— begin —

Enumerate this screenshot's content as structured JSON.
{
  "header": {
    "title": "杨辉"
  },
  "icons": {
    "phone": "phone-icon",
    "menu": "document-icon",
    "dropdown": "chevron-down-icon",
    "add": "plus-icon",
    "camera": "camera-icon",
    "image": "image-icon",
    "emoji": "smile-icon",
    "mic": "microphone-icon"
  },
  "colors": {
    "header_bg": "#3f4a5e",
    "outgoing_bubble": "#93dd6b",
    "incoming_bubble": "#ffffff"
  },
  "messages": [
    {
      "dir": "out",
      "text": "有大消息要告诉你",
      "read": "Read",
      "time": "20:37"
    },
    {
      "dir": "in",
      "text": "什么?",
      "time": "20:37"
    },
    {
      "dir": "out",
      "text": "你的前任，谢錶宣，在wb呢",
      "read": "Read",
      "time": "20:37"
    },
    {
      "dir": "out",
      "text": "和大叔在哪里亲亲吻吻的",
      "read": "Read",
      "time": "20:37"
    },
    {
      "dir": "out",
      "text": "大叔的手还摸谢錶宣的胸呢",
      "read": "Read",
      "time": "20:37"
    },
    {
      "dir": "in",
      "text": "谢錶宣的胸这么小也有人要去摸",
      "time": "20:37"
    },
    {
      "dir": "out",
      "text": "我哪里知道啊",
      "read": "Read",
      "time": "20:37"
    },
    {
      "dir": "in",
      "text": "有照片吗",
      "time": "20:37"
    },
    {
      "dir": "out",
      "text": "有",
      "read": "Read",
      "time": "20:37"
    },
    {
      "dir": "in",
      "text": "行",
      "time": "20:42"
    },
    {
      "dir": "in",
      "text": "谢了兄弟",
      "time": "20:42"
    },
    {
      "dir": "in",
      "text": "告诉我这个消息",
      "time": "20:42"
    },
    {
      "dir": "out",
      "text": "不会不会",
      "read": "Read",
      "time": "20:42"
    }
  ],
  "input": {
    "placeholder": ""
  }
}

— end —

### Problem details
What is needed here is an exact reproduction of all the entries.

### Solved problem
Enumerate this screenshot's content as structured JSON.
{
  "header": {
    "title": "杨辉"
  },
  "icons": {
    "phone": "phone-icon",
    "menu": "document-icon",
    "dropdown": "chevron-down-icon",
    "add": "plus-icon",
    "camera": "camera-icon",
    "image": "image-icon",
    "emoji": "smile-icon",
    "mic": "microphone-icon"
  },
  "colors": {
    "header_bg": "#3f4a5e",
    "outgoing_bubble": "#93dd6b",
    "incoming_bubble": "#ffffff"
  },
  "messages": [
    {
      "dir": "out",
      "text": "有大消息要告诉你",
      "read": "Read",
      "time": "20:37"
    },
    {
      "dir": "in",
      "text": "什么?",
      "time": "20:37"
    },
    {
      "dir": "out",
      "text": "你的前任，谢錶宣，在wb呢",
      "read": "Read",
      "time": "20:37"
    },
    {
      "dir": "out",
      "text": "和大叔在哪里亲亲吻吻的",
      "read": "Read",
      "time": "20:37"
    },
    {
      "dir": "out",
      "text": "大叔的手还摸谢錶宣的胸呢",
      "read": "Read",
      "time": "20:37"
    },
    {
      "dir": "in",
      "text": "谢錶宣的胸这么小也有人要去摸",
      "time": "20:37"
    },
    {
      "dir": "out",
      "text": "我哪里知道啊",
      "read": "Read",
      "time": "20:37"
    },
    {
      "dir": "in",
      "text": "有照片吗",
      "time": "20:37"
    },
    {
      "dir": "out",
      "text": "有",
      "read": "Read",
      "time": "20:37"
    },
    {
      "dir": "in",
      "text": "行",
      "time": "20:42"
    },
    {
      "dir": "in",
      "text": "谢了兄弟",
      "time": "20:42"
    },
    {
      "dir": "in",
      "text": "告诉我这个消息",
      "time": "20:42"
    },
    {
      "dir": "out",
      "text": "不会不会",
      "read": "Read",
      "time": "20:42"
    }
  ],
  "input": {
    "placeholder": ""
  }
}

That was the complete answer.